Look through the data below and return each line where "name" appears.

# Start of Material to process

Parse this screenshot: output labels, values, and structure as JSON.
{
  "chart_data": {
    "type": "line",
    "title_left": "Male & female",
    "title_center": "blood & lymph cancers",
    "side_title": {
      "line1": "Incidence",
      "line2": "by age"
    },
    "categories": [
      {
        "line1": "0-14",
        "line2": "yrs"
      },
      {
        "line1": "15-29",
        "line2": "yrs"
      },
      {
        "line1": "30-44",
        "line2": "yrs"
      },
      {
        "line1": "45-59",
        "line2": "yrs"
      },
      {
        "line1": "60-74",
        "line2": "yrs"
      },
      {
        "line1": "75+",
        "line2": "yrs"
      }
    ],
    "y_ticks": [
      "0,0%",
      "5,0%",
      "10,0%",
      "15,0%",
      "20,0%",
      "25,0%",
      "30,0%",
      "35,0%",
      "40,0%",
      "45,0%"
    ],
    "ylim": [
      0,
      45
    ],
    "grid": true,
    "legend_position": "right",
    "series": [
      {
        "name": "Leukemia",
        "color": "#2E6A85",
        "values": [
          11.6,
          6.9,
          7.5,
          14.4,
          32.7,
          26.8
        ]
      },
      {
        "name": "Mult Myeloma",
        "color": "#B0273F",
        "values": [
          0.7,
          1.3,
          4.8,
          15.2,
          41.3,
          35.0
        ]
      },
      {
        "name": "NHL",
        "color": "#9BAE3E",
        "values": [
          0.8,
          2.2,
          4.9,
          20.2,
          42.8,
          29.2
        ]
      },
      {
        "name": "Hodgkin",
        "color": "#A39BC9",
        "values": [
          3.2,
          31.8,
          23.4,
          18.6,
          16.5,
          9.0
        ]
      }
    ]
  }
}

# End of Material to process

*Task result:*
        "name": "Leukemia",
        "name": "Mult Myeloma",
        "name": "NHL",
        "name": "Hodgkin",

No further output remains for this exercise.